0

I have a query that needs to get complete path based on property. There are locations and peoples. People can travel from a location to another so I want a complete map of where they started from and ended at Suppose

P1 travels from a -> b -> c -> d -> e -> f
P2 travels from c -> d -> e -> f
P3 travels from a -> b -> c -> d
P4 travels from b -> c -> a -> d -> e -> f
P5 travels from e -> f -> a -> b -> c
P6 travels from d -> e -> a -> b -> c
P7 travels from a -> c -> e -> f

Those are the path that I want from the graph. Where p1, p2 ... pn is the property in edge called name. I already came up with query but I don't know how to optimize it. Also it can't handle those people that travel from a vertex and end at same vertex I have time on every session (but maybe gremlin can't travel by previous time and same session?)

g.withSack([])
    .V() // will eventually have some starting condition of about 10 unique people
    .repeat(
        choose(
            loops().is(0),
            outE().as('outgoing')
                .where(
                    __.outV()
                    .inE().values('name')
                    .where(
                        eq('outgoing'))
                        .by()
                        .by(values('name')
                    )
                    .count().is(0)
                )
                .sack(assign)
                .by(
                    union(
                        sack().unfold(),
                        identity().values('name')
                    )
                    .fold()
                )
                .filter(
                    sack().unfold().dedup().count().is(1)
                )
                .inV(),
           
            outE()
                .sack(assign)

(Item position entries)
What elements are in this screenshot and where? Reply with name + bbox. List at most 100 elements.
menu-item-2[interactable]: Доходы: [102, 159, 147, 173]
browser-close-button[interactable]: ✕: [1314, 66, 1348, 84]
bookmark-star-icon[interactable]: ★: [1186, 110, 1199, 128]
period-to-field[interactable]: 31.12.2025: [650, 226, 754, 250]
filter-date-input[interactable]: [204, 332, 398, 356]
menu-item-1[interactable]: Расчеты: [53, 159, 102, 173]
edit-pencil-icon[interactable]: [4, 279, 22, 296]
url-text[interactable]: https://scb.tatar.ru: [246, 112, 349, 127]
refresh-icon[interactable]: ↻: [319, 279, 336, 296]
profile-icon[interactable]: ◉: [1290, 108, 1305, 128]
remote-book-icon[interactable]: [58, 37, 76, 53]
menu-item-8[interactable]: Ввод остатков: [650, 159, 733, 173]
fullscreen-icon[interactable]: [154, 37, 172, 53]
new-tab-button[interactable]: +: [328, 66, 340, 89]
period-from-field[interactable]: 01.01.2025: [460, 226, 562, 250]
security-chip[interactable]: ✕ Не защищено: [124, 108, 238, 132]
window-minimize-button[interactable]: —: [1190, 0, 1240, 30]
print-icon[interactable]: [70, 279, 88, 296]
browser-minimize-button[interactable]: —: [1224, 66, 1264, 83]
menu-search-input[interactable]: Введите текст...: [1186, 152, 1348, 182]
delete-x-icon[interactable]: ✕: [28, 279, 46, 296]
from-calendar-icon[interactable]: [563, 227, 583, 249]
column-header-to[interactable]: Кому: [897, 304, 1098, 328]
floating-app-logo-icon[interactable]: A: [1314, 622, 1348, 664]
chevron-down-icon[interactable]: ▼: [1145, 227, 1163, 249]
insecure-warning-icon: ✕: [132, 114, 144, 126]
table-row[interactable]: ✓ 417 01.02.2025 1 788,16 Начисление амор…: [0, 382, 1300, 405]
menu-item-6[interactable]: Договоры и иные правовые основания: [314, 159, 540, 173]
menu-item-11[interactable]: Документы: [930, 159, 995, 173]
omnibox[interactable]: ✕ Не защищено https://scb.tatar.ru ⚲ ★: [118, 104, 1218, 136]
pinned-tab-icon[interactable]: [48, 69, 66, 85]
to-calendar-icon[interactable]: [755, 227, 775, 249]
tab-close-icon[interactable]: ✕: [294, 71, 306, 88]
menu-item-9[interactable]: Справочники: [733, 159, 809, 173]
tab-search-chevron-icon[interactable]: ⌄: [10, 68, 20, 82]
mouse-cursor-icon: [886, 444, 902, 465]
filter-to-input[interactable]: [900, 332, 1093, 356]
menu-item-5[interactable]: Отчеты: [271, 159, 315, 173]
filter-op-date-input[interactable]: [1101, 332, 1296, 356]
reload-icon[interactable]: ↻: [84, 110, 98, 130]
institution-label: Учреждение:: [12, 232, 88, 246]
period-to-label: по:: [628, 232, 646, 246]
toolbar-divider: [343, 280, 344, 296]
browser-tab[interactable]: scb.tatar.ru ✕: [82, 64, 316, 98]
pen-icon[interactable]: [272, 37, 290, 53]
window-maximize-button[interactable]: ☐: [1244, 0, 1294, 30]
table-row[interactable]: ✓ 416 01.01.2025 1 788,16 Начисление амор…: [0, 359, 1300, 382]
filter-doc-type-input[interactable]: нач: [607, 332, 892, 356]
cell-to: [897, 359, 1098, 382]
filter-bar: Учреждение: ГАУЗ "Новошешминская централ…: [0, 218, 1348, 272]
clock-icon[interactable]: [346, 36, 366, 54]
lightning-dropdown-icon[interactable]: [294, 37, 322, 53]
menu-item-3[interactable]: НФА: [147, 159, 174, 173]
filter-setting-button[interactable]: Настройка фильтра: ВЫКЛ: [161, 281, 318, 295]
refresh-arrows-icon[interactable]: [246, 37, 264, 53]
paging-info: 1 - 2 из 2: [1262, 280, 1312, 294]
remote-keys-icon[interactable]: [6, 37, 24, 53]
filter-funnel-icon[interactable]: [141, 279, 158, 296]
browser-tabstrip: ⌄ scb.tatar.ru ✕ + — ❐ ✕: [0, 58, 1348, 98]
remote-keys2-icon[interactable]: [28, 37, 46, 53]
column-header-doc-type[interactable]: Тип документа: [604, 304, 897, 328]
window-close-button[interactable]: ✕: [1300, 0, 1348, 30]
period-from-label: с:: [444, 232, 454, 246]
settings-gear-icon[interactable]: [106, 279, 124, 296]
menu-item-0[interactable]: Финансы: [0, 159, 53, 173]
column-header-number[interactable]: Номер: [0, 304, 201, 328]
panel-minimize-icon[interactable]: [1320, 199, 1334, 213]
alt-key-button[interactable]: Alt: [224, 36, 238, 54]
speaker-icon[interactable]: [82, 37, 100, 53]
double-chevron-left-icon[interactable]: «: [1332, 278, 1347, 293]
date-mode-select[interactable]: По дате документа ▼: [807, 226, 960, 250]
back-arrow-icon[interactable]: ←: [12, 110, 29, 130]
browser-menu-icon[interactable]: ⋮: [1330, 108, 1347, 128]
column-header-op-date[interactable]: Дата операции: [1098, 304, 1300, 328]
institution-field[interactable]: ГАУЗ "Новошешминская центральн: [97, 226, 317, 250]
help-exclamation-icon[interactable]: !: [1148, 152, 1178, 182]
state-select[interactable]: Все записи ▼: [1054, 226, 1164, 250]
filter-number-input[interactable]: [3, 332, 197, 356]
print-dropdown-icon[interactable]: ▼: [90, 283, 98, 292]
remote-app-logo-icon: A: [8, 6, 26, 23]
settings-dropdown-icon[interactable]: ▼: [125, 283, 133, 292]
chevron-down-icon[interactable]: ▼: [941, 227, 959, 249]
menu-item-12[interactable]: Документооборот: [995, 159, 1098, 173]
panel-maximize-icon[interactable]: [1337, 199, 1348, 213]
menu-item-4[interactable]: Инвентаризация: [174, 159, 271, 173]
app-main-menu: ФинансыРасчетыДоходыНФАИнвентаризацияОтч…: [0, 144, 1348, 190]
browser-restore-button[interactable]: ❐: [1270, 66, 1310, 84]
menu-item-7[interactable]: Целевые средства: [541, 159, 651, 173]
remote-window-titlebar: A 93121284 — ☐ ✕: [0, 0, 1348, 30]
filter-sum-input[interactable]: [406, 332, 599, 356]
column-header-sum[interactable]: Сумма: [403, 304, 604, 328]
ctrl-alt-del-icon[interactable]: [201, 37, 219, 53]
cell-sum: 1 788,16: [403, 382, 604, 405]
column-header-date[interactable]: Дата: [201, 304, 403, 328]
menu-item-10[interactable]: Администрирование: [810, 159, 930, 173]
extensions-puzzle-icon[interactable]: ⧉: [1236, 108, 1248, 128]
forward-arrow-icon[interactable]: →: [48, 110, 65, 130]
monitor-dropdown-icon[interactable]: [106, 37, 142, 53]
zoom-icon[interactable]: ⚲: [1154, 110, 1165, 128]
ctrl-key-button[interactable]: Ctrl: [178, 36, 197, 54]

*Directions:*
a - Using the travel-path question, name every person whose route ends at location f.
b - Decide whether each statement agrees with the travel-path question, answering yes or no and quoting the deciding words: (i) P6 starts its route at location d. (ii) The name property is stored on the vertices. (iii) The existing query handles people who end at the same vertex they started from.

*Responses to the exercise:*
a - P1, P2, P4 and P7.

b -
(i) Yes: "P6 travels from d -> e -> a -> b -> c"
(ii) No: "Where p1, p2 ... pn is the property in edge called name."
(iii) No: "Also it can't handle those people that travel from a vertex and end at same vertex"